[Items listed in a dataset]
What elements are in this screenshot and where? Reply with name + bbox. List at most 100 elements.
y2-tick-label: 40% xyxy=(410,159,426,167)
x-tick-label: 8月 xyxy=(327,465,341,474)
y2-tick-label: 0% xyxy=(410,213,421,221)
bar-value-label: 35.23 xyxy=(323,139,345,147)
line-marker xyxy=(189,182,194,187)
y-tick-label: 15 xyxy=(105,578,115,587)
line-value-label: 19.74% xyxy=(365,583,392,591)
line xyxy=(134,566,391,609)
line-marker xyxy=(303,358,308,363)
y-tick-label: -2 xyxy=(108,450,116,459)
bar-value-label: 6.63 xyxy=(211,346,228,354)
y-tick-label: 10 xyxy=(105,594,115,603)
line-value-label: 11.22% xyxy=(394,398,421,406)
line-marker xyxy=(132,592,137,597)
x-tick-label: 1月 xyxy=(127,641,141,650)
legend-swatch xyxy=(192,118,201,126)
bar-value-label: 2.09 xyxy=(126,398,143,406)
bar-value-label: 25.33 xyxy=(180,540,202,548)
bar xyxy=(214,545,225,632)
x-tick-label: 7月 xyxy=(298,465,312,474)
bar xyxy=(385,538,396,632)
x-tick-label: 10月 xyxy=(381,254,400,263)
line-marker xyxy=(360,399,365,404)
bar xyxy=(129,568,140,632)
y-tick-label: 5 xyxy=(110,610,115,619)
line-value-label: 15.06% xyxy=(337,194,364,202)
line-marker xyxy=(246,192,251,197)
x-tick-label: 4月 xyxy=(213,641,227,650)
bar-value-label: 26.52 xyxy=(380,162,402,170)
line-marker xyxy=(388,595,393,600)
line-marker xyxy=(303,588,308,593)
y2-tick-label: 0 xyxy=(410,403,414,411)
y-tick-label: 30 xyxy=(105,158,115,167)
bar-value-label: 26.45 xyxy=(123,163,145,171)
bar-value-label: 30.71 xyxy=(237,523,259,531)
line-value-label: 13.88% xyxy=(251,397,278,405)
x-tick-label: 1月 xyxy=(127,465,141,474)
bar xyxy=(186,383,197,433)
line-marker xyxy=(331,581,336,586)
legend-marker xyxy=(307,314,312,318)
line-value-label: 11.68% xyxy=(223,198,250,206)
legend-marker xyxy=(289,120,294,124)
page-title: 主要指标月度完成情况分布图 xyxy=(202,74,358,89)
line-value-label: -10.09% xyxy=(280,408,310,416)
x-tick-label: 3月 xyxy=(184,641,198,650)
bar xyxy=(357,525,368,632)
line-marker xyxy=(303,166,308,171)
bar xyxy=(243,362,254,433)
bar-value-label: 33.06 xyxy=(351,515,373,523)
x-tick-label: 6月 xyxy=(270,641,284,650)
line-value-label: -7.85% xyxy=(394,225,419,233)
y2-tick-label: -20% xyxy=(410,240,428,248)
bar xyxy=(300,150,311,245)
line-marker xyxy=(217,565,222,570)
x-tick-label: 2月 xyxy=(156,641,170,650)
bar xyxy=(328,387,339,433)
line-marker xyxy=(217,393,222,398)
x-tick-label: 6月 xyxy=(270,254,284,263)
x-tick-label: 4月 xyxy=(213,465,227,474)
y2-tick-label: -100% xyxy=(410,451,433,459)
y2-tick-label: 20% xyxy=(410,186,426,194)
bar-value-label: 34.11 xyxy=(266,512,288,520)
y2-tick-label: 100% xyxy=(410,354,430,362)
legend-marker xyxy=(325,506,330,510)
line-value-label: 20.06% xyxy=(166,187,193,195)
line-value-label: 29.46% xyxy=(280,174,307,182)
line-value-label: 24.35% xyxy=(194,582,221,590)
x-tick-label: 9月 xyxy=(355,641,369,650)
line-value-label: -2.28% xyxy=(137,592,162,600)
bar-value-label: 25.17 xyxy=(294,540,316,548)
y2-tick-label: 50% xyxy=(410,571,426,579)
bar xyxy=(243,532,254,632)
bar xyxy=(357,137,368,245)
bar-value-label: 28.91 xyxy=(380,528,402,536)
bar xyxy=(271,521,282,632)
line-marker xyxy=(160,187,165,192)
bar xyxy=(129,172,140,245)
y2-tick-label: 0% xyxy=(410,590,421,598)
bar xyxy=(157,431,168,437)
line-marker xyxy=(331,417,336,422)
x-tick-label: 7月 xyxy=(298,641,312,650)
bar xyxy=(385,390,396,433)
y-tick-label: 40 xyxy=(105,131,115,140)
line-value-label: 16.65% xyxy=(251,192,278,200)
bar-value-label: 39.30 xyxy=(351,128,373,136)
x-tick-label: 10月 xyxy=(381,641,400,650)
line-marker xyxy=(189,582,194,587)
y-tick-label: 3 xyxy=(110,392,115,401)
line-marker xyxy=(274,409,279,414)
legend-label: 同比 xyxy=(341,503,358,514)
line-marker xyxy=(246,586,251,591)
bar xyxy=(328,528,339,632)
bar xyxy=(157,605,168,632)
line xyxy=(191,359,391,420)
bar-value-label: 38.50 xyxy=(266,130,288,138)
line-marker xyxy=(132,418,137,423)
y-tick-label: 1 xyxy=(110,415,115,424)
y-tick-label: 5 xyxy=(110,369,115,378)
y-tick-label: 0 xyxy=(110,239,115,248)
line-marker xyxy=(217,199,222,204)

* * *

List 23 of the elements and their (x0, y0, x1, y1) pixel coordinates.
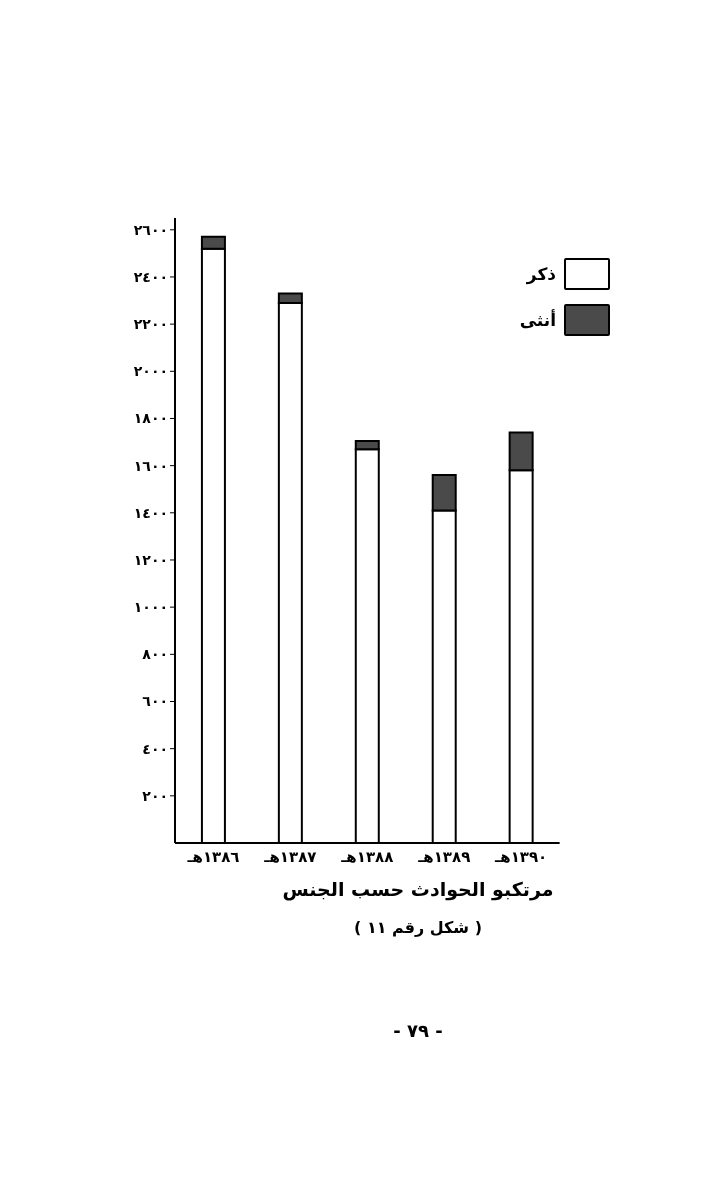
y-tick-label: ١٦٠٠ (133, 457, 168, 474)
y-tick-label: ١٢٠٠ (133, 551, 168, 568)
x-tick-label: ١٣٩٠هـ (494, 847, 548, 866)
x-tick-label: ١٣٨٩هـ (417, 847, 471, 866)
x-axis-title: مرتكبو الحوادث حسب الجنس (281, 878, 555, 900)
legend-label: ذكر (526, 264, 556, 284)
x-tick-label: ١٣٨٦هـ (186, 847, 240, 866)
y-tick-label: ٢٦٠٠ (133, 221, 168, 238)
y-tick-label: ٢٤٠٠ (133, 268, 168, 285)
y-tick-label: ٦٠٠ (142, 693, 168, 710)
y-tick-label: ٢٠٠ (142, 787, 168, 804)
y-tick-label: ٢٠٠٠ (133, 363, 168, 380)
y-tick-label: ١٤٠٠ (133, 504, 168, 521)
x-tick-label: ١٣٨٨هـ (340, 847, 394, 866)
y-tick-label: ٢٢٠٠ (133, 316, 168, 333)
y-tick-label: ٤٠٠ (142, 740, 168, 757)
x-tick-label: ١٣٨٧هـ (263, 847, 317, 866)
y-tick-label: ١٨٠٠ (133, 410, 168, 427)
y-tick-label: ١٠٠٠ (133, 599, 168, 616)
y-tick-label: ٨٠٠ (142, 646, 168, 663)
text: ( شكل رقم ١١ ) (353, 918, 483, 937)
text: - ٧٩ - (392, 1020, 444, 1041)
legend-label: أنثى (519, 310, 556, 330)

==

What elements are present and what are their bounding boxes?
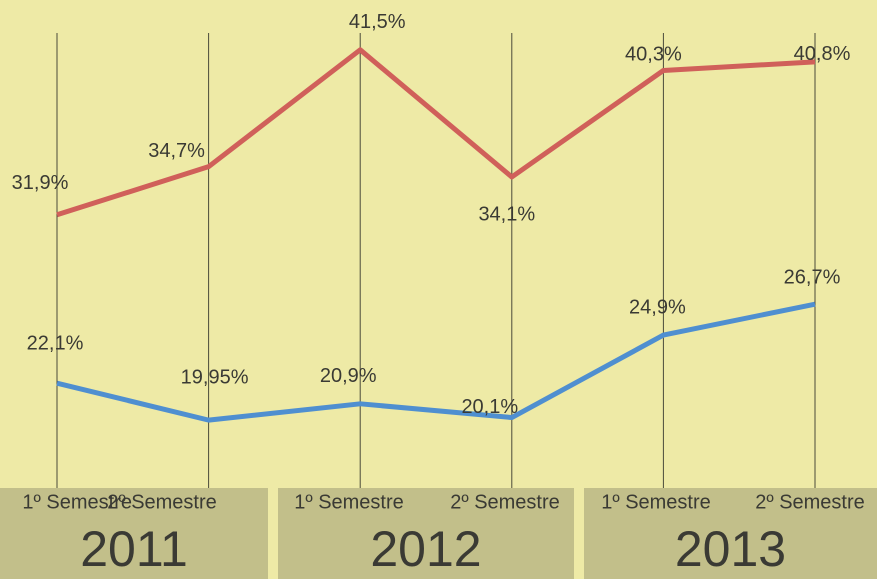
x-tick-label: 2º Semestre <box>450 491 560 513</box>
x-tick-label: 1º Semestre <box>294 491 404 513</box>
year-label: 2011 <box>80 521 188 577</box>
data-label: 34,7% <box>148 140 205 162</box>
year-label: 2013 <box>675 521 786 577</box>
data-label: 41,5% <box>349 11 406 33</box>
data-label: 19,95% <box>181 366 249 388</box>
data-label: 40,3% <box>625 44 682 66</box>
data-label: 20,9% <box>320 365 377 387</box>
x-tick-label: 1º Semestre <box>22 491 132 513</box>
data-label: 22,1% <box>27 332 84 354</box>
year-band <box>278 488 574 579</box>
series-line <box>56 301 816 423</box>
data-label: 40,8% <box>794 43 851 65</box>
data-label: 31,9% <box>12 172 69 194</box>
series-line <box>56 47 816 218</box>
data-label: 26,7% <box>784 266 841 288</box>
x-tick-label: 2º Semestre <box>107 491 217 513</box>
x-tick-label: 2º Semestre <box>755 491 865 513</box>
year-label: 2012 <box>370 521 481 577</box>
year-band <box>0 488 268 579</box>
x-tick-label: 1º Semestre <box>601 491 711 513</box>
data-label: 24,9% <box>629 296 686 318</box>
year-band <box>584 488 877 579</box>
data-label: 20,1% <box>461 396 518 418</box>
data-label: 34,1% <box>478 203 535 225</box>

**EXERCISE REQUIREMENTS**
Rewrite the lines starting at the one containing "What elements are in" and ending at the one containing "x-tick-label: 1月 xyxy=(127,641,141,650)", switching "y2-tick-label" to "secondary-y-tick-label" and leaving everything else unchanged.

**IN RESPONSE**
What elements are in this screenshot and where? Reply with name + bbox. List at most 100 elements.
secondary-y-tick-label: 40% xyxy=(410,159,426,167)
x-tick-label: 8月 xyxy=(327,465,341,474)
secondary-y-tick-label: 0% xyxy=(410,213,421,221)
bar-value-label: 35.23 xyxy=(323,139,345,147)
line-marker xyxy=(189,182,194,187)
y-tick-label: 15 xyxy=(105,578,115,587)
line-value-label: 19.74% xyxy=(365,583,392,591)
line xyxy=(134,566,391,609)
line-marker xyxy=(303,358,308,363)
y-tick-label: -2 xyxy=(108,450,116,459)
bar-value-label: 6.63 xyxy=(211,346,228,354)
y-tick-label: 10 xyxy=(105,594,115,603)
line-value-label: 11.22% xyxy=(394,398,421,406)
line-marker xyxy=(132,592,137,597)
x-tick-label: 1月 xyxy=(127,641,141,650)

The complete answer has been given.